Task - Print the records below word for word, but leave out the pictures.

Working data -
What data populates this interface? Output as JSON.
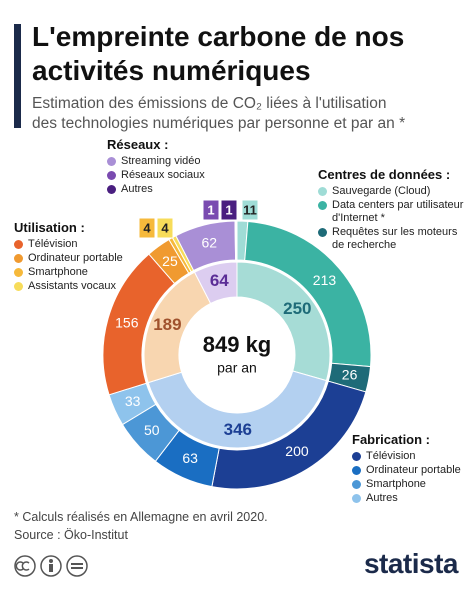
{
  "chart_data": {
    "type": "donut",
    "title": "L'empreinte carbone de nos activités numériques",
    "subtitle": [
      "Estimation des émissions de CO₂ liées à l'utilisation",
      "des technologies numériques par personne et par an *"
    ],
    "center_label": "849 kg",
    "center_sublabel": "par an",
    "groups": [
      {
        "name": "Centres de données :",
        "total": 250,
        "color": "#a6dcd6",
        "label_color": "#1e6b78",
        "series": [
          {
            "name": "Sauvegarde (Cloud)",
            "color": "#9fdcd6",
            "value": 11
          },
          {
            "name": "Data centers par utilisateur d'Internet *",
            "color": "#3bb3a3",
            "value": 213
          },
          {
            "name": "Requêtes sur les moteurs de recherche",
            "color": "#1e6b78",
            "value": 26
          }
        ]
      },
      {
        "name": "Fabrication :",
        "total": 346,
        "color": "#b3d0f0",
        "label_color": "#1c3f94",
        "series": [
          {
            "name": "Télévision",
            "color": "#1c3f94",
            "value": 200
          },
          {
            "name": "Ordinateur portable",
            "color": "#1a6ec2",
            "value": 63
          },
          {
            "name": "Smartphone",
            "color": "#4c97d6",
            "value": 50
          },
          {
            "name": "Autres",
            "color": "#8ec3ec",
            "value": 33
          }
        ]
      },
      {
        "name": "Utilisation :",
        "total": 189,
        "color": "#f8d6b0",
        "label_color": "#a0522d",
        "series": [
          {
            "name": "Télévision",
            "color": "#e8632c",
            "value": 156
          },
          {
            "name": "Ordinateur portable",
            "color": "#f09a30",
            "value": 25
          },
          {
            "name": "Smartphone",
            "color": "#f6b93b",
            "value": 4
          },
          {
            "name": "Assistants vocaux",
            "color": "#f7dc5a",
            "value": 4
          }
        ]
      },
      {
        "name": "Réseaux :",
        "total": 64,
        "color": "#dccdf0",
        "label_color": "#5b2d96",
        "series": [
          {
            "name": "Streaming vidéo",
            "color": "#a98fd6",
            "value": 62
          },
          {
            "name": "Réseaux sociaux",
            "color": "#7a4bb0",
            "value": 1
          },
          {
            "name": "Autres",
            "color": "#4a1f80",
            "value": 1
          }
        ]
      }
    ]
  },
  "footer": {
    "note": "* Calculs réalisés en Allemagne en avril 2020.",
    "source": "Source : Öko-Institut",
    "logo": "statista"
  }
}
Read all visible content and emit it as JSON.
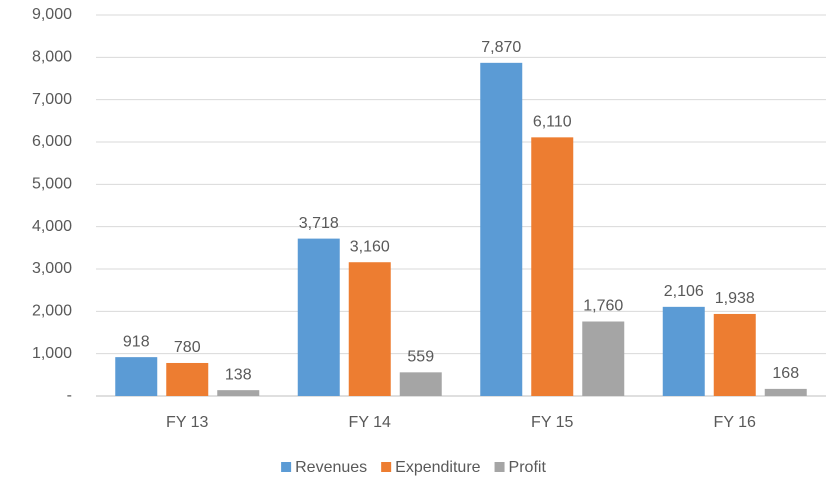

Result for this exercise -
What data populates this interface? Output as JSON.
{
  "chart_data": {
    "type": "donut",
    "title": "L'empreinte carbone de nos activités numériques",
    "subtitle": [
      "Estimation des émissions de CO₂ liées à l'utilisation",
      "des technologies numériques par personne et par an *"
    ],
    "center_label": "849 kg",
    "center_sublabel": "par an",
    "groups": [
      {
        "name": "Centres de données :",
        "total": 250,
        "color": "#a6dcd6",
        "label_color": "#1e6b78",
        "series": [
          {
            "name": "Sauvegarde (Cloud)",
            "color": "#9fdcd6",
            "value": 11
          },
          {
            "name": "Data centers par utilisateur d'Internet *",
            "color": "#3bb3a3",
            "value": 213
          },
          {
            "name": "Requêtes sur les moteurs de recherche",
            "color": "#1e6b78",
            "value": 26
          }
        ]
      },
      {
        "name": "Fabrication :",
        "total": 346,
        "color": "#b3d0f0",
        "label_color": "#1c3f94",
        "series": [
          {
            "name": "Télévision",
            "color": "#1c3f94",
            "value": 200
          },
          {
            "name": "Ordinateur portable",
            "color": "#1a6ec2",
            "value": 63
          },
          {
            "name": "Smartphone",
            "color": "#4c97d6",
            "value": 50
          },
          {
            "name": "Autres",
            "color": "#8ec3ec",
            "value": 33
          }
        ]
      },
      {
        "name": "Utilisation :",
        "total": 189,
        "color": "#f8d6b0",
        "label_color": "#a0522d",
        "series": [
          {
            "name": "Télévision",
            "color": "#e8632c",
            "value": 156
          },
          {
            "name": "Ordinateur portable",
            "color": "#f09a30",
            "value": 25
          },
          {
            "name": "Smartphone",
            "color": "#f6b93b",
            "value": 4
          },
          {
            "name": "Assistants vocaux",
            "color": "#f7dc5a",
            "value": 4
          }
        ]
      },
      {
        "name": "Réseaux :",
        "total": 64,
        "color": "#dccdf0",
        "label_color": "#5b2d96",
        "series": [
          {
            "name": "Streaming vidéo",
            "color": "#a98fd6",
            "value": 62
          },
          {
            "name": "Réseaux sociaux",
            "color": "#7a4bb0",
            "value": 1
          },
          {
            "name": "Autres",
            "color": "#4a1f80",
            "value": 1
          }
        ]
      }
    ]
  },
  "footer": {
    "note": "* Calculs réalisés en Allemagne en avril 2020.",
    "source": "Source : Öko-Institut",
    "logo": "statista"
  }
}
Read all visible content and emit it as JSON.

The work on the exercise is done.